Recorded data =
━━━━━━━━━━

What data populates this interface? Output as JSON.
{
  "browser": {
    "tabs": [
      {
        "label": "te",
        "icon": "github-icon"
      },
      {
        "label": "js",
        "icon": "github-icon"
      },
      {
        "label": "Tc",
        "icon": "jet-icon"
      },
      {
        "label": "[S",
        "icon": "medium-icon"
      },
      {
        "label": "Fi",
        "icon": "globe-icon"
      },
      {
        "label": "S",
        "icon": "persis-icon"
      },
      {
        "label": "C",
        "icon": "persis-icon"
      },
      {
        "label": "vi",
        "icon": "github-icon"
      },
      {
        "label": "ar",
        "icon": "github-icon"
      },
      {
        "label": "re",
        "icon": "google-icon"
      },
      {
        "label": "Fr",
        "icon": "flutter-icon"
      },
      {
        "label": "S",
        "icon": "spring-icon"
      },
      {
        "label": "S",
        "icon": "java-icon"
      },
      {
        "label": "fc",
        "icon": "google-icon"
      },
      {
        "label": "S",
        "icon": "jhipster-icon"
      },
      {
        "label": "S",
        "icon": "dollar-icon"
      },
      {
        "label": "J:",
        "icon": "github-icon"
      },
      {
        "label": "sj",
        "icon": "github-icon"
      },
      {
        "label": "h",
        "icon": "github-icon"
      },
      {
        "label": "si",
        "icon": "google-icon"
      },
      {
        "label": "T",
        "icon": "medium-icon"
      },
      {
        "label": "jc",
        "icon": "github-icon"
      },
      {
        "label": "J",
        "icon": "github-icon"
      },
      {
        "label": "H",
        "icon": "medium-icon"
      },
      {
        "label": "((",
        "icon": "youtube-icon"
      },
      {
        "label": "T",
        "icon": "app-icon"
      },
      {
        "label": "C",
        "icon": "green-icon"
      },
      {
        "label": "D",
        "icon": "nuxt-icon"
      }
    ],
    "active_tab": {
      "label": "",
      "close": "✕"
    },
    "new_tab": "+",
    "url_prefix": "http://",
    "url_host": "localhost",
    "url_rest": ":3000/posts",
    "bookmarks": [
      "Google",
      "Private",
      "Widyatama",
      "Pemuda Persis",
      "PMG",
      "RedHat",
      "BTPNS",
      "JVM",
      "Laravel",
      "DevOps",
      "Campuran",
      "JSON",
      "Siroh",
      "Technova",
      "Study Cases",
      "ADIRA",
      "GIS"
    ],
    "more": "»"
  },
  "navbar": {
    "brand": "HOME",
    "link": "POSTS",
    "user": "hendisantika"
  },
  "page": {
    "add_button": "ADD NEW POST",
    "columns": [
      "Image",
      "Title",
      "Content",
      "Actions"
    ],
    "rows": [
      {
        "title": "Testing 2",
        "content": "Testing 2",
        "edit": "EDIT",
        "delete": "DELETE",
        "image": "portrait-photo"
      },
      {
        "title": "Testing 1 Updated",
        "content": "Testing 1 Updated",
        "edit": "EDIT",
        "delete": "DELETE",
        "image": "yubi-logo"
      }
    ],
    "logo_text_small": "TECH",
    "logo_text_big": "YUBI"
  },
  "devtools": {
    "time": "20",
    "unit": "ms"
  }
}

━━━━━━━━━━

Description of the task =
Only lines with the string "Updated" belong in your answer; copy each one.

Output of the task =
        "title": "Testing 1 Updated",
        "content": "Testing 1 Updated",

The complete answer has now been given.